### THE TASK
Could you give the data again with "Attach" swapped for "Attachment" throughout and everything else left unchanged?

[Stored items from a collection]
※ ※ ※
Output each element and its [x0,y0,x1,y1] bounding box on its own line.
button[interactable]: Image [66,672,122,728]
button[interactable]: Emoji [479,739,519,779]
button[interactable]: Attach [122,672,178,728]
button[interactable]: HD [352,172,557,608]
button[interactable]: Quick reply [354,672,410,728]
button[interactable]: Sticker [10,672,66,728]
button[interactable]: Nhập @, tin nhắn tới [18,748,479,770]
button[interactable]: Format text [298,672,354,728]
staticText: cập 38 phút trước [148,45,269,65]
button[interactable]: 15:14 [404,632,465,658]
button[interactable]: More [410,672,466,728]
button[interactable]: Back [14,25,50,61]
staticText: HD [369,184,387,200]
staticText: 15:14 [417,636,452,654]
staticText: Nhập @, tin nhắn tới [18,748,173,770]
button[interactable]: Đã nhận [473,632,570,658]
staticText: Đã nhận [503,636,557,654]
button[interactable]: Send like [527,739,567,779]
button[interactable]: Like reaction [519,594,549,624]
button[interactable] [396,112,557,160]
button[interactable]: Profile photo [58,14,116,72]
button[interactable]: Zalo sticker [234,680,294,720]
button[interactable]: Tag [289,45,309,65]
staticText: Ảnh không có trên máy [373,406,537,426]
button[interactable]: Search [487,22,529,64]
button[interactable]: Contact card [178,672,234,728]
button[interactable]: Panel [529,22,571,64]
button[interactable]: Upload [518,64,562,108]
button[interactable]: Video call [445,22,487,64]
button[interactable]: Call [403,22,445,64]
※ ※ ※
### ANSWER TO THE PROBLEM
Output each element and its [x0,y0,x1,y1] bounding box on its own line.
button[interactable]: Image [66,672,122,728]
button[interactable]: Emoji [479,739,519,779]
button[interactable]: Attachment [122,672,178,728]
button[interactable]: HD [352,172,557,608]
button[interactable]: Quick reply [354,672,410,728]
button[interactable]: Sticker [10,672,66,728]
button[interactable]: Nhập @, tin nhắn tới [18,748,479,770]
button[interactable]: Format text [298,672,354,728]
staticText: cập 38 phút trước [148,45,269,65]
button[interactable]: 15:14 [404,632,465,658]
button[interactable]: More [410,672,466,728]
button[interactable]: Back [14,25,50,61]
staticText: HD [369,184,387,200]
staticText: 15:14 [417,636,452,654]
staticText: Nhập @, tin nhắn tới [18,748,173,770]
button[interactable]: Đã nhận [473,632,570,658]
staticText: Đã nhận [503,636,557,654]
button[interactable]: Send like [527,739,567,779]
button[interactable]: Like reaction [519,594,549,624]
button[interactable] [396,112,557,160]
button[interactable]: Profile photo [58,14,116,72]
button[interactable]: Zalo sticker [234,680,294,720]
button[interactable]: Tag [289,45,309,65]
staticText: Ảnh không có trên máy [373,406,537,426]
button[interactable]: Search [487,22,529,64]
button[interactable]: Contact card [178,672,234,728]
button[interactable]: Panel [529,22,571,64]
button[interactable]: Upload [518,64,562,108]
button[interactable]: Video call [445,22,487,64]
button[interactable]: Call [403,22,445,64]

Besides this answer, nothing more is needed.